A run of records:
◇ ◇ ◇ ◇

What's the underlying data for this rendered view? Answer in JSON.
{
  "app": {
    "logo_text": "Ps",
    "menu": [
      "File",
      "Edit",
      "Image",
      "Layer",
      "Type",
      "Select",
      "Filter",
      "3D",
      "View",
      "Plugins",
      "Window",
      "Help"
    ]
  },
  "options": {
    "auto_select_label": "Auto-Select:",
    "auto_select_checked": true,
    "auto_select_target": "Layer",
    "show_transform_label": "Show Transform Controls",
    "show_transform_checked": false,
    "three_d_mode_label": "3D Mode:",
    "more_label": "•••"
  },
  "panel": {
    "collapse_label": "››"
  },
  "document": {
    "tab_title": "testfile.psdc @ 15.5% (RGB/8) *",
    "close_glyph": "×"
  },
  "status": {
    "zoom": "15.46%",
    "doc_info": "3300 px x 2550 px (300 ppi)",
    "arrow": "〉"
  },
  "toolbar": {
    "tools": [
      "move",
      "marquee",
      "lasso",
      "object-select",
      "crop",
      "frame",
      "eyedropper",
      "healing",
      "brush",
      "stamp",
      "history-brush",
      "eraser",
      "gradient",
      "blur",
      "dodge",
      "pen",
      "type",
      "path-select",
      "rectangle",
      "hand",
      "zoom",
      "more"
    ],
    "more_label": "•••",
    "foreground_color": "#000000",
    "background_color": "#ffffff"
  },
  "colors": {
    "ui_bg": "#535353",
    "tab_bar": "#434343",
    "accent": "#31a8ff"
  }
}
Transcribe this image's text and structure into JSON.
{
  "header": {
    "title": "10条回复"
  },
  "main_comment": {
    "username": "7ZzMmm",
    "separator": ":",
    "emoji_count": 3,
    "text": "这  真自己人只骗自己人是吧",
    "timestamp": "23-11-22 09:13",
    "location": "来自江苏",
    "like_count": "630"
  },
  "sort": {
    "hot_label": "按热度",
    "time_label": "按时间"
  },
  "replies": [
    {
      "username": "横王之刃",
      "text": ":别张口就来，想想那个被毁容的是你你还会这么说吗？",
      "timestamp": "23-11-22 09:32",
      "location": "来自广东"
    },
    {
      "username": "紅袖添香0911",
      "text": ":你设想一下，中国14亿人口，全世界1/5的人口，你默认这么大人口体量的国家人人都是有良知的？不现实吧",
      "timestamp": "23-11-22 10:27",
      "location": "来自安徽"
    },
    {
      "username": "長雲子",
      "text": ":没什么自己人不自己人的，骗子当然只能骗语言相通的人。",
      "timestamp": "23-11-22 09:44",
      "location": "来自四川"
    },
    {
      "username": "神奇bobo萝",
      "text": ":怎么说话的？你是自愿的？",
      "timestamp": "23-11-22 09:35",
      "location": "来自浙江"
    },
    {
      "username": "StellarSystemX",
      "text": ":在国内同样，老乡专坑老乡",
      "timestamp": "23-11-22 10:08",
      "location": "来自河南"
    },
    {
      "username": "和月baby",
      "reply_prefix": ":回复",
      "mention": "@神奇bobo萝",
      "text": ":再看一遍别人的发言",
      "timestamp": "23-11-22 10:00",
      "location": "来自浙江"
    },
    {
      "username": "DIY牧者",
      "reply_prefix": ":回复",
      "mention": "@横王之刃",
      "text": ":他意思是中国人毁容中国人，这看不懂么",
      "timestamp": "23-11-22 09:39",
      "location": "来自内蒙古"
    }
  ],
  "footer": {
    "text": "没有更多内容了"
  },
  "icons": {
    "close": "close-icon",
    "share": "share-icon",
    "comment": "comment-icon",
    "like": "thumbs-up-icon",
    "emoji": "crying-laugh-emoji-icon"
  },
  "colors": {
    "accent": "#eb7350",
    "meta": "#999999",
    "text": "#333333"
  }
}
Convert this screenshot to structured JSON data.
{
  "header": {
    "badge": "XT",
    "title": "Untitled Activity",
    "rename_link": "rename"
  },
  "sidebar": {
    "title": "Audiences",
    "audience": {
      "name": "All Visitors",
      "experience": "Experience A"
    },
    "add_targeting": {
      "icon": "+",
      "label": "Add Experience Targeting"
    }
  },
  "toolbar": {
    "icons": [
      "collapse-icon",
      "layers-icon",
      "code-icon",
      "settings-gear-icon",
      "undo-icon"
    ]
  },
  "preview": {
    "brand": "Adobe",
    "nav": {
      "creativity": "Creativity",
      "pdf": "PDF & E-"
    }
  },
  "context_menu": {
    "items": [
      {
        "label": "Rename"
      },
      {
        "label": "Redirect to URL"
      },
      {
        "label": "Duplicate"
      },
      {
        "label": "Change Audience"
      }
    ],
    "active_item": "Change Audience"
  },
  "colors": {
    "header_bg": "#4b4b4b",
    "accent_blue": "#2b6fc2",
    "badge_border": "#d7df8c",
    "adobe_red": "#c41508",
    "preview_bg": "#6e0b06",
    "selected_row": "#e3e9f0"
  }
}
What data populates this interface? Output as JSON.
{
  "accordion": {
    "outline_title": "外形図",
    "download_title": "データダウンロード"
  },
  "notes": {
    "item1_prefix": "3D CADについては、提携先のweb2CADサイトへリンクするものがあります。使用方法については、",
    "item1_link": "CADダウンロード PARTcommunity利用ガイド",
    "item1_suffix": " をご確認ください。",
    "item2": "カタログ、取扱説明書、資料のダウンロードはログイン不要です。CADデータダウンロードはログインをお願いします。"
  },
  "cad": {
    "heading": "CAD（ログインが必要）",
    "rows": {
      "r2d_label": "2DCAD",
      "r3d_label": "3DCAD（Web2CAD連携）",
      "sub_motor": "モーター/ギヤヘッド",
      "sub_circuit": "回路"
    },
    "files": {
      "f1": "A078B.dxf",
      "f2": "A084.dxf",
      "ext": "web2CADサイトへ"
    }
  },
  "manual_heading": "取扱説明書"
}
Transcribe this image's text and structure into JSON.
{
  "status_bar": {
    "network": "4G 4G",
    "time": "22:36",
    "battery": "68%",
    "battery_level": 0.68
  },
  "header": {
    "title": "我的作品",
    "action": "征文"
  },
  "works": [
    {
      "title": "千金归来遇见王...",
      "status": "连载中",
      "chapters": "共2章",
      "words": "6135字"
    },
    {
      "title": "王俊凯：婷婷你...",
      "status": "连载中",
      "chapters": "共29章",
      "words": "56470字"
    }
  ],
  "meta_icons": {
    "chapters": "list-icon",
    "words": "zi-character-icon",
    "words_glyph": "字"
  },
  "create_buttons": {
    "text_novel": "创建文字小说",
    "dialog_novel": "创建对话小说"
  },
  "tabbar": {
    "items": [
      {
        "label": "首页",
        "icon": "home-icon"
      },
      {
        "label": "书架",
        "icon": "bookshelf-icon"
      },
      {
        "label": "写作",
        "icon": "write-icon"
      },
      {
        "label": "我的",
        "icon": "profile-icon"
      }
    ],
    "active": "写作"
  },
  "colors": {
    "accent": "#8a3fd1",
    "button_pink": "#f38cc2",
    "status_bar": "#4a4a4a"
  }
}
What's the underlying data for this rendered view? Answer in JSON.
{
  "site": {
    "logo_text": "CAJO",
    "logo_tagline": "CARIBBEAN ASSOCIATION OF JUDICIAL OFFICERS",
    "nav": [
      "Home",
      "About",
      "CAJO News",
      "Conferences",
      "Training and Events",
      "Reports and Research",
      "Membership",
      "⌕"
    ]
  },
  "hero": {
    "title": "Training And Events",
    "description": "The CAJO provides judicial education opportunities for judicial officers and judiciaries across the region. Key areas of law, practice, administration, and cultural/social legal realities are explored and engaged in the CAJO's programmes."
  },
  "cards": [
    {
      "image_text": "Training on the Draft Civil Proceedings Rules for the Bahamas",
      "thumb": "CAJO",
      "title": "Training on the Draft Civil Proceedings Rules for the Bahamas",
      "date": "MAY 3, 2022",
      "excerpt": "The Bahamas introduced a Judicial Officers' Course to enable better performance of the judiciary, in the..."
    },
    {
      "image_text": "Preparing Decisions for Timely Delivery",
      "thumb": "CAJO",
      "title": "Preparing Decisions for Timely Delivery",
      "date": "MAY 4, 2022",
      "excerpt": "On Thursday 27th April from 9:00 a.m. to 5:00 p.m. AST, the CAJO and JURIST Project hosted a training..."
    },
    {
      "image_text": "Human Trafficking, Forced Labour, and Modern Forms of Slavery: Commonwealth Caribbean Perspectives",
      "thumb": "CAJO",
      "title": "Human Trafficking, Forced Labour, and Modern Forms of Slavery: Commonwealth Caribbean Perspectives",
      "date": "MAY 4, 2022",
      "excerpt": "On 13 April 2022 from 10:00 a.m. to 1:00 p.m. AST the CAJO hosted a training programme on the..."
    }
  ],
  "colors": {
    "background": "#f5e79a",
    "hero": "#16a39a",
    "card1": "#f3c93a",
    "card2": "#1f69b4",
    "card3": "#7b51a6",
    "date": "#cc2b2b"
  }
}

◇ ◇ ◇ ◇

Instructions for the task ::
Copy every line of the records above that contains "hosted".

Correct output ::
      "excerpt": "On Thursday 27th April from 9:00 a.m. to 5:00 p.m. AST, the CAJO and JURIST Project hosted a training..."
      "excerpt": "On 13 April 2022 from 10:00 a.m. to 1:00 p.m. AST the CAJO hosted a training programme on the..."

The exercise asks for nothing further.